Collect all lines from the records below that include the word "Grade".

::::::::

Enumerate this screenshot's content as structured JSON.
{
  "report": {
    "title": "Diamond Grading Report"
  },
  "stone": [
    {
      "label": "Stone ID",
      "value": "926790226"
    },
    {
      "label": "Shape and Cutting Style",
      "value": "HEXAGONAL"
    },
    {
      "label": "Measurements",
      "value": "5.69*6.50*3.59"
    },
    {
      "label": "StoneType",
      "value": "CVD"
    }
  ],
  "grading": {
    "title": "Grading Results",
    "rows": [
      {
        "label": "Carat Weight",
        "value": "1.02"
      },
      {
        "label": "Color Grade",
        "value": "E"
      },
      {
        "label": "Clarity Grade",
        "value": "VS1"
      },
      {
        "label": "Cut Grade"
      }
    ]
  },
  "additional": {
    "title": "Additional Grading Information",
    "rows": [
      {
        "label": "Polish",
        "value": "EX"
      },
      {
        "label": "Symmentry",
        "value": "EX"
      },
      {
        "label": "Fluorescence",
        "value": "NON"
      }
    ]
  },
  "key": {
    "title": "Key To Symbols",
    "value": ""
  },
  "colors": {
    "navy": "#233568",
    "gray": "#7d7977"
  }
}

::::::::

### Response for this exercise:
        "label": "Color Grade",
        "label": "Clarity Grade",
        "label": "Cut Grade"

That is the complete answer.